===== SELECTION
DataArray Submodule#

The curator.da submodule provides pipeline components for working with xarray.DataArray objects — the standard data structure for labelled multi-dimensional arrays in the scientific Python ecosystem.

Installation#

# Install with the da dependency group
uv sync --group da

Required packages: xarray, earth2studio, zarr>=3.0, gcsfs.

Components#

ERA5Source#

Fetches ERA5 reanalysis data from Google’s Analysis-Ready, Cloud-Optimized (ARCO) Zarr store via earth2studio.data.ARCO. Each pipeline index maps to a single timestamp.

from datetime import datetime
from physicsnemo_curator.domains.da.sources.era5 import ERA5Source

source = ERA5Source(
    times=[datetime(2020, 6, 1, 0), datetime(2020, 6, 1, 6)],
    variables=["t2m", "u10m", "v10m"],
    cache=True,  # cache downloaded chunks locally
)
print(f"{len(source)} timestamps")  # 2

Each source[i] yields a single xarray.DataArray with dimensions (time, variable, lat, lon)time is length 1 (the requested timestamp), variable spans the requested fields, and the spatial grid is ERA5’s native 0.25° resolution (721 lat × 1440 lon).
==========
===== ITEMS
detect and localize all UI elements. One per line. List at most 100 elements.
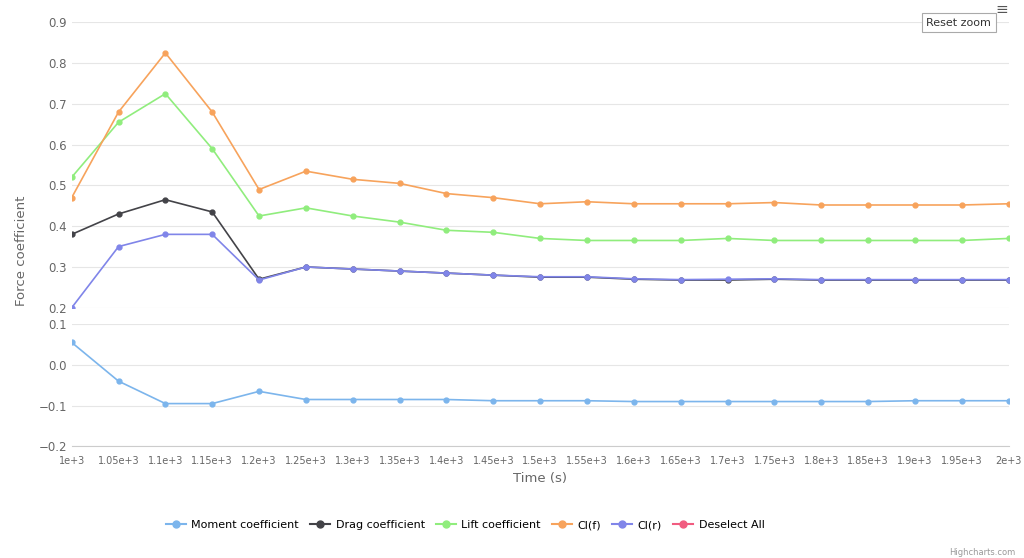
- Line: Moment coefficient: Moment coefficient: [70, 364, 1011, 430]
- Moment coefficient: [206, 425, 218, 431]
- Cl(f): [675, 200, 687, 207]
- Cl(f): [1002, 200, 1015, 207]
- Lift coefficient: [300, 205, 312, 211]
- Cl(r): [1002, 276, 1015, 283]
- Drag coefficient: [300, 263, 312, 270]
- Moment coefficient: [440, 421, 453, 427]
- Drag coefficient: [1002, 277, 1015, 283]
- Drag coefficient: [815, 277, 827, 283]
- Lift coefficient: [815, 237, 827, 244]
- Cl(r): [768, 276, 780, 282]
- Lift coefficient: [393, 219, 406, 225]
- Moment coefficient: [581, 422, 593, 429]
- Cl(r): [722, 276, 734, 282]
- Drag coefficient: [440, 270, 453, 276]
- Cl(r): [113, 243, 125, 250]
- Drag coefficient: [862, 277, 874, 283]
- Lift coefficient: [909, 237, 922, 244]
- Drag coefficient: [346, 266, 359, 272]
- Drag coefficient: [487, 272, 500, 278]
- Cl(f): [581, 199, 593, 205]
- Cl(f): [66, 194, 78, 201]
- Cl(r): [955, 276, 968, 283]
- Lift coefficient: [535, 235, 547, 242]
- Cl(r): [253, 277, 265, 283]
- Cl(r): [66, 305, 78, 311]
- Cl(r): [675, 276, 687, 283]
- Text: Force coefficient: Force coefficient: [15, 196, 29, 306]
- Lift coefficient: [675, 237, 687, 244]
- Legend: Moment coefficient, Drag coefficient, Lift coefficient, Cl(f), Cl(r), Deselect A: Moment coefficient, Drag coefficient, Li…: [162, 516, 769, 535]
- Moment coefficient: [535, 422, 547, 429]
- Line: Cl(f): Cl(f): [70, 50, 1011, 208]
- Cl(f): [768, 199, 780, 206]
- Cl(r): [581, 273, 593, 280]
- Cl(f): [113, 109, 125, 116]
- Cl(f): [346, 176, 359, 182]
- Moment coefficient: [66, 364, 78, 371]
- Lift coefficient: [955, 237, 968, 244]
- Cl(r): [862, 276, 874, 283]
- Moment coefficient: [768, 422, 780, 429]
- Cl(r): [393, 268, 406, 275]
- Cl(r): [535, 273, 547, 280]
- Text: Reset zoom: Reset zoom: [927, 18, 991, 28]
- Lift coefficient: [1002, 235, 1015, 242]
- Lift coefficient: [113, 119, 125, 126]
- Moment coefficient: [722, 422, 734, 429]
- Text: Highcharts.com: Highcharts.com: [949, 548, 1016, 557]
- Lift coefficient: [862, 237, 874, 244]
- Lift coefficient: [159, 90, 171, 97]
- Drag coefficient: [206, 209, 218, 215]
- Cl(r): [346, 266, 359, 272]
- Drag coefficient: [909, 277, 922, 283]
- Moment coefficient: [253, 412, 265, 419]
- Drag coefficient: [955, 277, 968, 283]
- Moment coefficient: [955, 422, 968, 429]
- Moment coefficient: [300, 421, 312, 427]
- Lift coefficient: [581, 237, 593, 244]
- Drag coefficient: [393, 268, 406, 275]
- Drag coefficient: [113, 210, 125, 217]
- Cl(r): [815, 276, 827, 283]
- Drag coefficient: [722, 277, 734, 283]
- Moment coefficient: [862, 422, 874, 429]
- Moment coefficient: [909, 422, 922, 429]
- Cl(f): [393, 180, 406, 187]
- Lift coefficient: [206, 146, 218, 152]
- Cl(f): [487, 194, 500, 201]
- Cl(f): [815, 201, 827, 208]
- Cl(f): [159, 50, 171, 56]
- Drag coefficient: [628, 276, 640, 282]
- Moment coefficient: [487, 422, 500, 429]
- Cl(f): [722, 200, 734, 207]
- Drag coefficient: [159, 196, 171, 203]
- Cl(f): [253, 186, 265, 193]
- Line: Drag coefficient: Drag coefficient: [70, 198, 1011, 282]
- Lift coefficient: [66, 174, 78, 181]
- Cl(f): [440, 190, 453, 197]
- Cl(f): [300, 168, 312, 175]
- Cl(r): [440, 270, 453, 276]
- Lift coefficient: [440, 227, 453, 234]
- X-axis label: Time (s): Time (s): [513, 472, 567, 485]
- Moment coefficient: [628, 422, 640, 429]
- Drag coefficient: [535, 274, 547, 281]
- Cl(r): [206, 231, 218, 238]
- Drag coefficient: [66, 231, 78, 238]
- Lift coefficient: [487, 229, 500, 235]
- Cl(r): [300, 263, 312, 270]
- Cl(f): [862, 201, 874, 208]
- Lift coefficient: [768, 237, 780, 244]
- Cl(f): [909, 201, 922, 208]
- Moment coefficient: [675, 422, 687, 429]
- Cl(f): [206, 109, 218, 116]
- Text: ≡: ≡: [996, 2, 1009, 17]
- Drag coefficient: [581, 274, 593, 281]
- Cl(f): [628, 200, 640, 207]
- Moment coefficient: [346, 421, 359, 427]
- Drag coefficient: [768, 276, 780, 282]
- Cl(f): [535, 200, 547, 207]
- Lift coefficient: [628, 237, 640, 244]
- Cl(r): [628, 276, 640, 282]
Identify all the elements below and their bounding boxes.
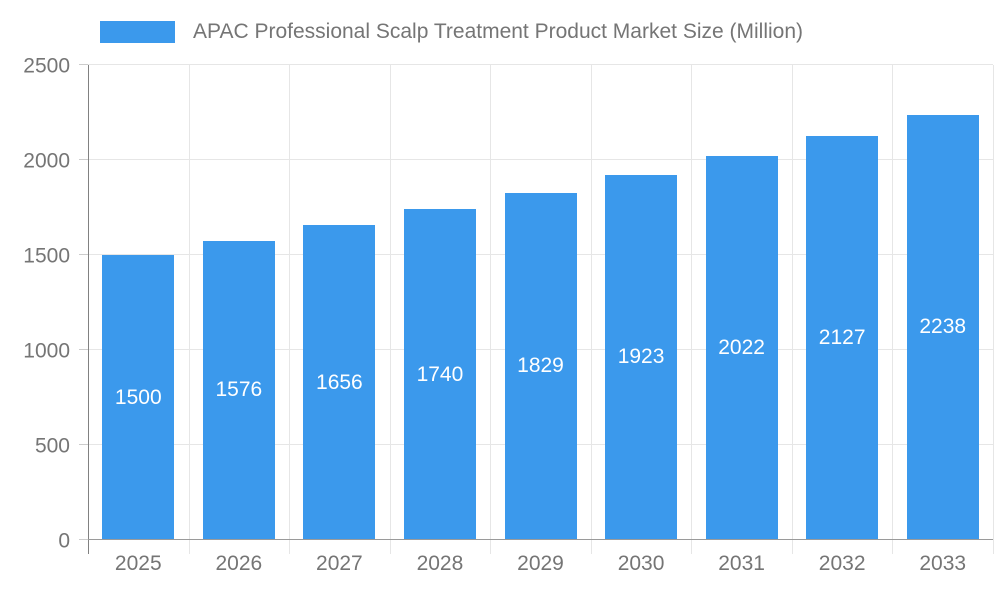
y-axis-line <box>88 65 89 554</box>
bar-2027: 1656 <box>303 225 376 540</box>
bar-2025: 1500 <box>102 255 175 540</box>
x-axis-label-2033: 2033 <box>919 552 967 575</box>
y-tick-2500 <box>79 64 88 65</box>
y-tick-1500 <box>79 254 88 255</box>
y-gridline-2000 <box>88 159 993 160</box>
y-axis-label-2000: 2000 <box>23 149 70 173</box>
bar-2029: 1829 <box>504 192 577 540</box>
x-axis-label-2032: 2032 <box>818 552 866 575</box>
bar-2033: 2238 <box>906 114 979 540</box>
bar-2030: 1923 <box>605 174 678 540</box>
bar-value-label-2033: 2238 <box>919 315 967 339</box>
y-tick-500 <box>79 444 88 445</box>
x-gridline <box>791 65 793 554</box>
x-gridline <box>289 65 291 554</box>
x-axis-label-2030: 2030 <box>617 552 665 575</box>
x-axis-label-2025: 2025 <box>114 552 162 575</box>
x-gridline <box>892 65 894 554</box>
x-axis-label-2029: 2029 <box>517 552 564 575</box>
bar-value-label-2030: 1923 <box>617 345 665 369</box>
y-tick-0 <box>79 539 88 540</box>
plot-area: 1500 1576 1656 1740 1829 1923 2022 2127 2238 <box>79 64 994 554</box>
x-axis-label-2027: 2027 <box>316 552 363 575</box>
y-gridline-2500 <box>88 64 993 65</box>
legend-swatch <box>100 21 175 43</box>
x-gridline <box>389 65 391 554</box>
bar-2031: 2022 <box>705 155 778 540</box>
bar-2032: 2127 <box>806 135 879 540</box>
x-axis-labels: 2025 2026 2027 2028 2029 2030 2031 2032 2033 <box>88 552 993 578</box>
bar-value-label-2027: 1656 <box>316 370 363 394</box>
x-axis-label-2026: 2026 <box>215 552 263 575</box>
bar-value-label-2032: 2127 <box>818 325 866 349</box>
y-axis-label-1000: 1000 <box>23 339 70 363</box>
bar-value-label-2025: 1500 <box>114 385 162 409</box>
x-gridline <box>188 65 190 554</box>
bar-value-label-2029: 1829 <box>517 354 564 378</box>
y-axis-labels: 0 500 1000 1500 2000 2500 <box>0 56 79 552</box>
x-gridline <box>691 65 693 554</box>
y-tick-2000 <box>79 159 88 160</box>
x-axis-label-2028: 2028 <box>416 552 464 575</box>
bar-2026: 1576 <box>202 240 275 540</box>
x-axis-label-2031: 2031 <box>718 552 765 575</box>
x-gridline <box>490 65 492 554</box>
y-axis-label-1500: 1500 <box>23 244 70 268</box>
bar-value-label-2031: 2022 <box>718 335 765 359</box>
x-gridline <box>993 65 994 554</box>
bar-2028: 1740 <box>403 209 476 540</box>
legend: APAC Professional Scalp Treatment Produc… <box>100 20 804 43</box>
y-axis-label-0: 0 <box>58 529 70 553</box>
x-gridline <box>590 65 592 554</box>
bar-value-label-2026: 1576 <box>215 378 263 402</box>
bar-value-label-2028: 1740 <box>416 362 464 386</box>
legend-label: APAC Professional Scalp Treatment Produc… <box>193 20 804 43</box>
y-axis-label-2500: 2500 <box>23 54 70 78</box>
y-tick-1000 <box>79 349 88 350</box>
x-axis-baseline <box>88 539 993 540</box>
y-axis-label-500: 500 <box>34 434 70 458</box>
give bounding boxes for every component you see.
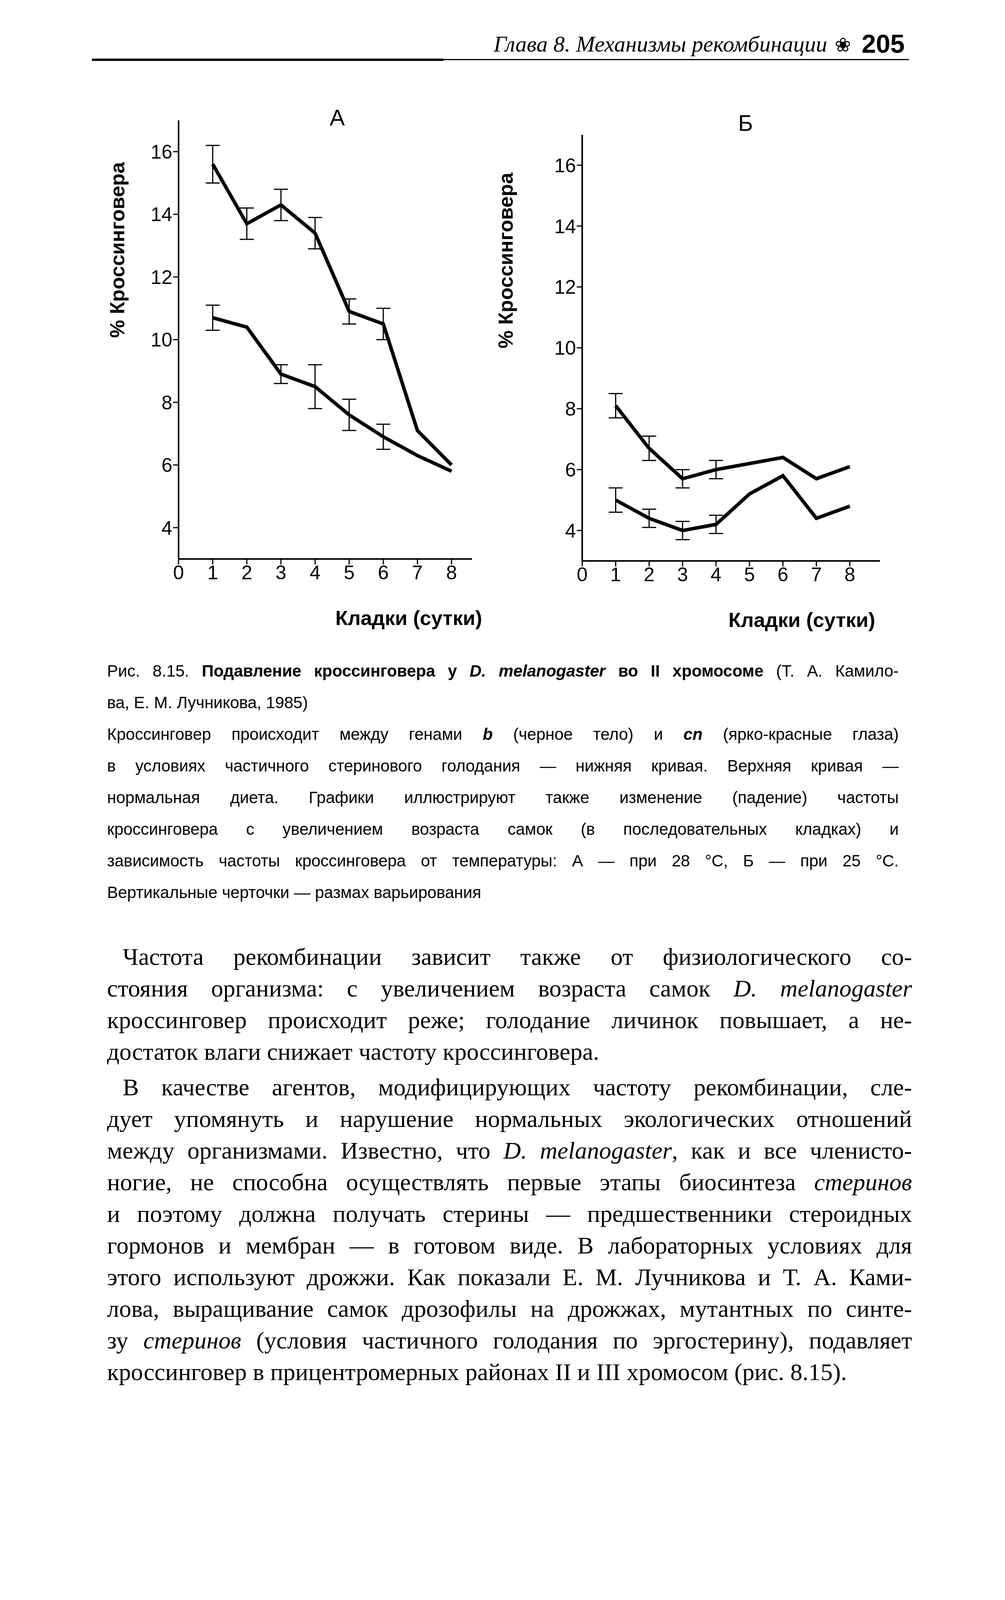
html-text:ногие, не способна осуществлят: ногие, не способна осуществлять первые э… — [107, 1169, 913, 1196]
html-text:зависимость частоты кроссингов: зависимость частоты кроссинговера от тем… — [107, 851, 899, 871]
html-text:стояния организма: с увеличени: стояния организма: с увеличением возраст… — [107, 975, 913, 1002]
html-text:ва, Е. М. Лучникова, 1985): ва, Е. М. Лучникова, 1985) — [107, 693, 308, 712]
html-text:этого используют дрожжи. Как п: этого используют дрожжи. Как показали Е.… — [107, 1264, 913, 1291]
html-text:в условиях частичного стеринов: в условиях частичного стеринового голода… — [107, 756, 899, 776]
svg-text:6: 6 — [377, 561, 389, 584]
svg-text:0: 0 — [173, 561, 185, 584]
svg-text:6: 6 — [565, 459, 576, 482]
svg-text:1: 1 — [207, 561, 219, 584]
svg-text:10: 10 — [150, 329, 173, 351]
html-text:лова, выращивание самок дрозоф: лова, выращивание самок дрозофилы на дро… — [107, 1295, 913, 1323]
html-text:Кладки (сутки): Кладки (сутки) — [728, 608, 876, 632]
svg-text:2: 2 — [643, 563, 655, 586]
html-text:% Кроссинговера: % Кроссинговера — [494, 172, 517, 349]
html-text:Вертикальные черточки — размах: Вертикальные черточки — размах варьирова… — [107, 883, 482, 902]
svg-text:3: 3 — [275, 561, 287, 584]
html-text:% Кроссинговера: % Кроссинговера — [105, 162, 129, 339]
svg-text:8: 8 — [446, 561, 458, 584]
html-text:зу стеринов (условия частичног: зу стеринов (условия частичного голодани… — [107, 1327, 913, 1354]
svg-text:12: 12 — [150, 266, 173, 289]
html-text:кроссинговер происходит реже;: кроссинговер происходит реже; голодание … — [107, 1006, 913, 1034]
html-text:кроссинговера с увеличением во: кроссинговера с увеличением возраста сам… — [107, 820, 899, 839]
html-text:А: А — [329, 104, 345, 130]
svg-text:14: 14 — [554, 215, 576, 238]
html-text:Кроссинговер происходит между: Кроссинговер происходит между генами b (… — [107, 725, 899, 744]
html-text:кроссинговер в прицентромерных: кроссинговер в прицентромерных районах I… — [107, 1359, 847, 1386]
svg-text:6: 6 — [777, 563, 789, 586]
html-text:гормонов и мембран — в готовом: гормонов и мембран — в готовом виде. В л… — [107, 1232, 913, 1259]
html-text:Частота рекомбинации зависит т: Частота рекомбинации зависит также от фи… — [122, 943, 913, 971]
svg-text:2: 2 — [241, 561, 253, 584]
html-text:нормальная диета. Графики иллю: нормальная диета. Графики иллюстрируют т… — [107, 788, 899, 807]
html-text:достаток влаги снижает частоту: достаток влаги снижает частоту кроссинго… — [107, 1038, 600, 1066]
svg-text:6: 6 — [161, 454, 173, 477]
svg-text:8: 8 — [844, 563, 856, 586]
svg-text:0: 0 — [576, 563, 588, 586]
svg-text:12: 12 — [554, 276, 576, 299]
svg-text:16: 16 — [554, 154, 576, 177]
html-text:Рис. 8.15. Подавление кроссинг: Рис. 8.15. Подавление кроссинговера у D.… — [107, 661, 899, 681]
svg-text:4: 4 — [565, 520, 576, 542]
svg-text:8: 8 — [161, 391, 173, 414]
html-text:В качестве агентов, модифициру: В качестве агентов, модифицирующих часто… — [122, 1074, 913, 1101]
svg-text:16: 16 — [150, 141, 173, 163]
html-text:между организмами. Известно, ч: между организмами. Известно, что D. mela… — [107, 1137, 913, 1165]
html-text:Б: Б — [738, 109, 753, 136]
svg-text:10: 10 — [554, 337, 576, 360]
svg-text:7: 7 — [411, 561, 423, 584]
svg-text:4: 4 — [309, 561, 321, 584]
svg-text:14: 14 — [150, 203, 173, 226]
svg-text:1: 1 — [610, 563, 622, 586]
html-text:Кладки (сутки): Кладки (сутки) — [335, 606, 483, 630]
html-text:дует упомянуть и нарушение нор: дует упомянуть и нарушение нормальных эк… — [107, 1105, 913, 1133]
svg-text:8: 8 — [565, 398, 576, 421]
svg-text:5: 5 — [343, 561, 355, 584]
html-text:Глава 8. Механизмы рекомбинаци: Глава 8. Механизмы рекомбинации ❀ 205 — [493, 29, 905, 59]
svg-text:5: 5 — [743, 563, 755, 586]
svg-text:4: 4 — [161, 517, 173, 540]
svg-text:4: 4 — [710, 563, 722, 586]
svg-text:3: 3 — [677, 563, 689, 586]
html-text:и поэтому должна получать стер: и поэтому должна получать стерины — пред… — [107, 1200, 913, 1228]
svg-text:7: 7 — [810, 563, 822, 586]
==========
▸ **TASKS TO CARRY OUT**
A - Write out the passage of the DataArray submodule text starting at "from datetime import" and ending at "lat × 1440 lon).", keeping every word and symbol unchanged.
B - From the rows, repeat word for word the lines starting at the line that contains "y-axis-line <box>88 65 89 554</box>" and ending at the line that contains "x-gridline <box>892 65 894 554</box>". Include both of those lines.

▸ **PER-TASK ANSWERS**
A -
from datetime import datetime
from physicsnemo_curator.domains.da.sources.era5 import ERA5Source

source = ERA5Source(
    times=[datetime(2020, 6, 1, 0), datetime(2020, 6, 1, 6)],
    variables=["t2m", "u10m", "v10m"],
    cache=True,  # cache downloaded chunks locally
)
print(f"{len(source)} timestamps")  # 2

Each source[i] yields a single xarray.DataArray with dimensions (time, variable, lat, lon)time is length 1 (the requested timestamp), variable spans the requested fields, and the spatial grid is ERA5’s native 0.25° resolution (721 lat × 1440 lon).

B -
y-axis-line <box>88 65 89 554</box>
bar-2027: 1656 <box>303 225 376 540</box>
bar-2025: 1500 <box>102 255 175 540</box>
x-axis-label-2033: 2033 <box>919 552 967 575</box>
y-tick-2500 <box>79 64 88 65</box>
y-tick-1500 <box>79 254 88 255</box>
y-gridline-2000 <box>88 159 993 160</box>
y-axis-label-2000: 2000 <box>23 149 70 173</box>
bar-2029: 1829 <box>504 192 577 540</box>
x-axis-label-2032: 2032 <box>818 552 866 575</box>
bar-2033: 2238 <box>906 114 979 540</box>
bar-2030: 1923 <box>605 174 678 540</box>
bar-value-label-2033: 2238 <box>919 315 967 339</box>
y-tick-500 <box>79 444 88 445</box>
x-gridline <box>791 65 793 554</box>
x-gridline <box>289 65 291 554</box>
x-axis-label-2030: 2030 <box>617 552 665 575</box>
x-axis-label-2025: 2025 <box>114 552 162 575</box>
x-gridline <box>892 65 894 554</box>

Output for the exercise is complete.